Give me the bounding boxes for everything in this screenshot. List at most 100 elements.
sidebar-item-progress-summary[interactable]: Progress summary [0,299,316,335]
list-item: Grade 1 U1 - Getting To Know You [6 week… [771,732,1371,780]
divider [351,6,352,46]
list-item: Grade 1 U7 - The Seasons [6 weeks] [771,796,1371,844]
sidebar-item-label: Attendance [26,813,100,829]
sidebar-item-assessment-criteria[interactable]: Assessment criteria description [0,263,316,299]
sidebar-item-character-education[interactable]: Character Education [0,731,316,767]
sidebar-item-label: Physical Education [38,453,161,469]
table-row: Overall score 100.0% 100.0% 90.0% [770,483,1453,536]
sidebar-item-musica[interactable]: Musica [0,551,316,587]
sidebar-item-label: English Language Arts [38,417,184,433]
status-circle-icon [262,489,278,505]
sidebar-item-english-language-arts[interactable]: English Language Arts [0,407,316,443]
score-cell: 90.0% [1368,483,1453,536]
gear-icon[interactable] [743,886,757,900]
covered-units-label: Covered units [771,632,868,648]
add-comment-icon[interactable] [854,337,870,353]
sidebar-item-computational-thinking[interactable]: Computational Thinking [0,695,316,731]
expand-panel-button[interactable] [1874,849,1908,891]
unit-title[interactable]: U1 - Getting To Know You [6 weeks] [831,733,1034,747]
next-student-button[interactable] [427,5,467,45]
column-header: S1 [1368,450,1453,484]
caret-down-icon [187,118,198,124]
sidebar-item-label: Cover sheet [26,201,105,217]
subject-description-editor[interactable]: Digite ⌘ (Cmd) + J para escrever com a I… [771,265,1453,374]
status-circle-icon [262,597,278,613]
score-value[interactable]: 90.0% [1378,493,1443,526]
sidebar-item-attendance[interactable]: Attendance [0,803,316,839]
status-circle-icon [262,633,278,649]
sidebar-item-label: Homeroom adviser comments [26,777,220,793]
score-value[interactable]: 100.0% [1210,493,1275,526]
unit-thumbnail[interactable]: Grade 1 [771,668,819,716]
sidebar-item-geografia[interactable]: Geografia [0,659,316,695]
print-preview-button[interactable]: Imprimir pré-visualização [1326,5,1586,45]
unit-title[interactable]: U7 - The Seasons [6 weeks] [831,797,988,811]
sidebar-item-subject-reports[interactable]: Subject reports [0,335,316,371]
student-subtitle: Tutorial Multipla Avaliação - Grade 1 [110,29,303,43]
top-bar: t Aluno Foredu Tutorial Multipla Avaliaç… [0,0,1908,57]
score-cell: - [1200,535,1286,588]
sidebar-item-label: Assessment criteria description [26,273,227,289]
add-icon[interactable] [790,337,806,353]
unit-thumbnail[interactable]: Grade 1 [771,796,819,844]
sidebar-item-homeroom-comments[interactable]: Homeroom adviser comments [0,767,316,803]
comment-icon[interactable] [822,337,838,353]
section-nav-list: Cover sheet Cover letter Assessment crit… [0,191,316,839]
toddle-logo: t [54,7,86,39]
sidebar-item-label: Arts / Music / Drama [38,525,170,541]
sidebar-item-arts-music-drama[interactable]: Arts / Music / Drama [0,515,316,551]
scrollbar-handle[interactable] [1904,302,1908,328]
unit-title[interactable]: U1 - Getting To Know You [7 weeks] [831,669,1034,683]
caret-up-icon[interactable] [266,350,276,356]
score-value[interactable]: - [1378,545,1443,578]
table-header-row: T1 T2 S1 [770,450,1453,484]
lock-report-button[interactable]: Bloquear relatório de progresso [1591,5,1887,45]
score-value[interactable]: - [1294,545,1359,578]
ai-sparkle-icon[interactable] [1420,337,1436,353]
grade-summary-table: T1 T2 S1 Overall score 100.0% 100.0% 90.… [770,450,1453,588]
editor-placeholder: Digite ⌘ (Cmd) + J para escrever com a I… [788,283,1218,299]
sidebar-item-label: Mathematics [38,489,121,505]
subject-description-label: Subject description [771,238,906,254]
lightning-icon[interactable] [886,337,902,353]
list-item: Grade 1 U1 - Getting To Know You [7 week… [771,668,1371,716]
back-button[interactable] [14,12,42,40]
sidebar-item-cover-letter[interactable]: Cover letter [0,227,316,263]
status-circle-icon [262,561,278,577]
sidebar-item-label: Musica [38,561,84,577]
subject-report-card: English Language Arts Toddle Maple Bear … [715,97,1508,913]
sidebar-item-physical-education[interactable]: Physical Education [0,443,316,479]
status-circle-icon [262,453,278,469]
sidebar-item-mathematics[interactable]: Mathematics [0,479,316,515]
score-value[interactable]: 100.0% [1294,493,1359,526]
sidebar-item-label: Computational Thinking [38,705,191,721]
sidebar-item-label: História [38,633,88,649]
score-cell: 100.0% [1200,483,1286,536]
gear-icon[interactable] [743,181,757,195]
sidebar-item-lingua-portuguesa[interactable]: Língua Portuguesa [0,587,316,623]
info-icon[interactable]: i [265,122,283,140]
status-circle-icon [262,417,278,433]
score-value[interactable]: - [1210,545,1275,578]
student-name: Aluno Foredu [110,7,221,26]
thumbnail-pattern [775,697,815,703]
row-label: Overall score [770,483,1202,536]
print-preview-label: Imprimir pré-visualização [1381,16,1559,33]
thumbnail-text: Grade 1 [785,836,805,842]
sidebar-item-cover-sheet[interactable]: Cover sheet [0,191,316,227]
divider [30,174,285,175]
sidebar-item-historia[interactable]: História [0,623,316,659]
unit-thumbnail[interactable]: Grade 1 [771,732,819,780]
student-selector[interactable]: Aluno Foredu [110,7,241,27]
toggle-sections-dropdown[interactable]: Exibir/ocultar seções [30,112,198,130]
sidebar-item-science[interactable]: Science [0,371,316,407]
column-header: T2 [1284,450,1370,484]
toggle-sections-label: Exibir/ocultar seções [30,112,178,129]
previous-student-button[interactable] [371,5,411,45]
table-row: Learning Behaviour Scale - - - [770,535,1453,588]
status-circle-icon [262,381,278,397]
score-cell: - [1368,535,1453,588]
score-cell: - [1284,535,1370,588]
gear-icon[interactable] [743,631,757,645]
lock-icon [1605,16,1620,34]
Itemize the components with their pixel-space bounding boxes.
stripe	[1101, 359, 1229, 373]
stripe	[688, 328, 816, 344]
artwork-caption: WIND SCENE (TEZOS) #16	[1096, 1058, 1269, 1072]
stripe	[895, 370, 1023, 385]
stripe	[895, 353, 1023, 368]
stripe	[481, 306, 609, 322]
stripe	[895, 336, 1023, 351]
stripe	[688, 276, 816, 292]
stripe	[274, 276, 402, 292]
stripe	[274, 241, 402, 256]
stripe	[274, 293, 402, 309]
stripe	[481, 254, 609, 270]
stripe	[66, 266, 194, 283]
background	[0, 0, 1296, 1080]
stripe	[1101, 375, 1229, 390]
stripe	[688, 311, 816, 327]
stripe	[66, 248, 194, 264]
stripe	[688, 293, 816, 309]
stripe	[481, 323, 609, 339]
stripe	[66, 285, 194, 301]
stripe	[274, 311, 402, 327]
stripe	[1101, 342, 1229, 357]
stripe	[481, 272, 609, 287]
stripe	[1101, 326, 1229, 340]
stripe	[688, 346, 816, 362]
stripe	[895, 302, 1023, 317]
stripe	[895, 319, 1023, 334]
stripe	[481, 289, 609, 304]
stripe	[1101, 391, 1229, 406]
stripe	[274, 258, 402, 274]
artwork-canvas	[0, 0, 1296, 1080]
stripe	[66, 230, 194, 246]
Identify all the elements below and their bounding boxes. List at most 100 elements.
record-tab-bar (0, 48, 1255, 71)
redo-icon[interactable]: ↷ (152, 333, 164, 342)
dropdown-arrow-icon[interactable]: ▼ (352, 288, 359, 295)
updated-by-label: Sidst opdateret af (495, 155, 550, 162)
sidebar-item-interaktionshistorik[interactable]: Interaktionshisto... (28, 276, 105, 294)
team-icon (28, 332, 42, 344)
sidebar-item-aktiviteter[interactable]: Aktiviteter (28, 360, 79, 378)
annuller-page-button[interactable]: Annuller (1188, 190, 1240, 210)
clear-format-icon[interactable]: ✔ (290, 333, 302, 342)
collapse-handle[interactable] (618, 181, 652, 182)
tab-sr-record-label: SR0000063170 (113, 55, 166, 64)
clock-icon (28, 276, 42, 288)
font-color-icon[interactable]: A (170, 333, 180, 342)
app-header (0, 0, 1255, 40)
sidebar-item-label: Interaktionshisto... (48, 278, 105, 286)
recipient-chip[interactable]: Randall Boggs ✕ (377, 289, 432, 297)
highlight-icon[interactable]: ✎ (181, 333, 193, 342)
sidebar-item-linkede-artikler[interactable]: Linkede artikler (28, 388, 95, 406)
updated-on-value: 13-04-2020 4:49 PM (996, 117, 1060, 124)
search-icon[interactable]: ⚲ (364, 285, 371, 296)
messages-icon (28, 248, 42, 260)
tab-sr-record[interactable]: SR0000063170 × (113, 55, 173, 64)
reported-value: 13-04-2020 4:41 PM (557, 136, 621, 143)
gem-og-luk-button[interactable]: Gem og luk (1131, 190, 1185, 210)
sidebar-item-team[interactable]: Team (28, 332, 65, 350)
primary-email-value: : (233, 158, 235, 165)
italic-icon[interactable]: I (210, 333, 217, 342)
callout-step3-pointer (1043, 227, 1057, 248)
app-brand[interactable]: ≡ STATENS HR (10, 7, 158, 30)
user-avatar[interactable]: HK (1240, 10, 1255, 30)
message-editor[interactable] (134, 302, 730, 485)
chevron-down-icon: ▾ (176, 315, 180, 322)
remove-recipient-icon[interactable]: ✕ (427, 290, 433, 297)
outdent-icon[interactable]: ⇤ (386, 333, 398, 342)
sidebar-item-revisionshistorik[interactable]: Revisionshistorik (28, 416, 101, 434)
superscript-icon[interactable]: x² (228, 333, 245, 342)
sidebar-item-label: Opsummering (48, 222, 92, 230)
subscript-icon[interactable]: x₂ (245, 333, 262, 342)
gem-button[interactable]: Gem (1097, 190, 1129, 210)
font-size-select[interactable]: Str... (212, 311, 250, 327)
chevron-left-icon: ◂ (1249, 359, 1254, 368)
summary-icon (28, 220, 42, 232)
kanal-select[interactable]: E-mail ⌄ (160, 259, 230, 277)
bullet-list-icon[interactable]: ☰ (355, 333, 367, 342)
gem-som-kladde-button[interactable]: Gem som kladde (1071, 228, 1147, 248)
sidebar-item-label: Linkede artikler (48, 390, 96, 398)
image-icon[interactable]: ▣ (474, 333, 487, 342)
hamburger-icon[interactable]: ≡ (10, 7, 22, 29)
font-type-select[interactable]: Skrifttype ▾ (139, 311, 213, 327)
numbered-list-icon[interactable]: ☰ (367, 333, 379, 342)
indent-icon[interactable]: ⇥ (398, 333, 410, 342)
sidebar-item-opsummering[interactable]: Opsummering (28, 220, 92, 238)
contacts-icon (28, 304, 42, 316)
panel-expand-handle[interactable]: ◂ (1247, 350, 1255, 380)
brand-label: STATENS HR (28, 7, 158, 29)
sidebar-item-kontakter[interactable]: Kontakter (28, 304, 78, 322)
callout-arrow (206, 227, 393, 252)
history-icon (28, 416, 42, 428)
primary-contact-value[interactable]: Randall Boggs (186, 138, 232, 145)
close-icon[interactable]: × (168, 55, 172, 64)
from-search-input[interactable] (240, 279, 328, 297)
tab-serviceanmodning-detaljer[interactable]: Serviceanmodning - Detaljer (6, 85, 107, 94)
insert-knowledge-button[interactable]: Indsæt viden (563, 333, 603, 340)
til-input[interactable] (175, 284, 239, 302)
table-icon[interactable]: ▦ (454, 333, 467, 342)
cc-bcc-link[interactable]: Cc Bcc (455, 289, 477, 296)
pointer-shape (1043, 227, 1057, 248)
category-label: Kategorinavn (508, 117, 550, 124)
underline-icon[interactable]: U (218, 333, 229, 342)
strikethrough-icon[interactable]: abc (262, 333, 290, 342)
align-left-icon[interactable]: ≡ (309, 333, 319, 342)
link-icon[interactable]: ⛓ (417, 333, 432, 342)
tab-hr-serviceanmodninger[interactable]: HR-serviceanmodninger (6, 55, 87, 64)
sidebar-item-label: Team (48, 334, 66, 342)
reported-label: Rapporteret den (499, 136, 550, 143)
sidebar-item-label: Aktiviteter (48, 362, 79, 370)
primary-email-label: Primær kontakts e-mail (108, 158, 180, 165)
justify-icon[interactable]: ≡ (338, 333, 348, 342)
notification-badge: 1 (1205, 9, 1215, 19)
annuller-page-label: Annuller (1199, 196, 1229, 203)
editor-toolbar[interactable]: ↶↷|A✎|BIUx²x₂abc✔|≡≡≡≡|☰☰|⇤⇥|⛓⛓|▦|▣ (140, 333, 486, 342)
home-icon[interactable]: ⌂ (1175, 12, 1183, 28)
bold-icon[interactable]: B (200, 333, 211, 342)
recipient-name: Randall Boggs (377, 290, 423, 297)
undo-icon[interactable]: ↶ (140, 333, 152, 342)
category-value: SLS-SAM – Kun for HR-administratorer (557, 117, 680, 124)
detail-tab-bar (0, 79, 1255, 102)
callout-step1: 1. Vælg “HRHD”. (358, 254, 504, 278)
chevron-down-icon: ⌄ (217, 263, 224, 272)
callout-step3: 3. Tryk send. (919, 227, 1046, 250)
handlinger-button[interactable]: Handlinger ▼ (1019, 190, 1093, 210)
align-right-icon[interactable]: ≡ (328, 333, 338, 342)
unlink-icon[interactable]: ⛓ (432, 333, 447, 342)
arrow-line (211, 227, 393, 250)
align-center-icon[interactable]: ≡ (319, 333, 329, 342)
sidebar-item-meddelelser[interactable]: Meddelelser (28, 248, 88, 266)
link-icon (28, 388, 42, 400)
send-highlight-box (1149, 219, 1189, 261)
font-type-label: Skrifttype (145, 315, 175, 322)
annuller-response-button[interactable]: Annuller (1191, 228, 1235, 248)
──────────
# Required task
Copy the records verbatim, from their first line through the line containing "score-value[interactable]: 90.0% [1378,493,1443,526]", including both.

# Final result
Give me the bounding boxes for everything in this screenshot. List at most 100 elements.
sidebar-item-progress-summary[interactable]: Progress summary [0,299,316,335]
list-item: Grade 1 U1 - Getting To Know You [6 week… [771,732,1371,780]
divider [351,6,352,46]
list-item: Grade 1 U7 - The Seasons [6 weeks] [771,796,1371,844]
sidebar-item-label: Attendance [26,813,100,829]
sidebar-item-assessment-criteria[interactable]: Assessment criteria description [0,263,316,299]
sidebar-item-character-education[interactable]: Character Education [0,731,316,767]
sidebar-item-label: Physical Education [38,453,161,469]
table-row: Overall score 100.0% 100.0% 90.0% [770,483,1453,536]
sidebar-item-musica[interactable]: Musica [0,551,316,587]
sidebar-item-label: English Language Arts [38,417,184,433]
status-circle-icon [262,489,278,505]
sidebar-item-english-language-arts[interactable]: English Language Arts [0,407,316,443]
score-cell: 90.0% [1368,483,1453,536]
gear-icon[interactable] [743,886,757,900]
covered-units-label: Covered units [771,632,868,648]
add-comment-icon[interactable] [854,337,870,353]
sidebar-item-computational-thinking[interactable]: Computational Thinking [0,695,316,731]
expand-panel-button[interactable] [1874,849,1908,891]
unit-title[interactable]: U1 - Getting To Know You [6 weeks] [831,733,1034,747]
next-student-button[interactable] [427,5,467,45]
column-header: S1 [1368,450,1453,484]
caret-down-icon [187,118,198,124]
sidebar-item-label: Cover sheet [26,201,105,217]
subject-description-editor[interactable]: Digite ⌘ (Cmd) + J para escrever com a I… [771,265,1453,374]
status-circle-icon [262,597,278,613]
score-value[interactable]: 90.0% [1378,493,1443,526]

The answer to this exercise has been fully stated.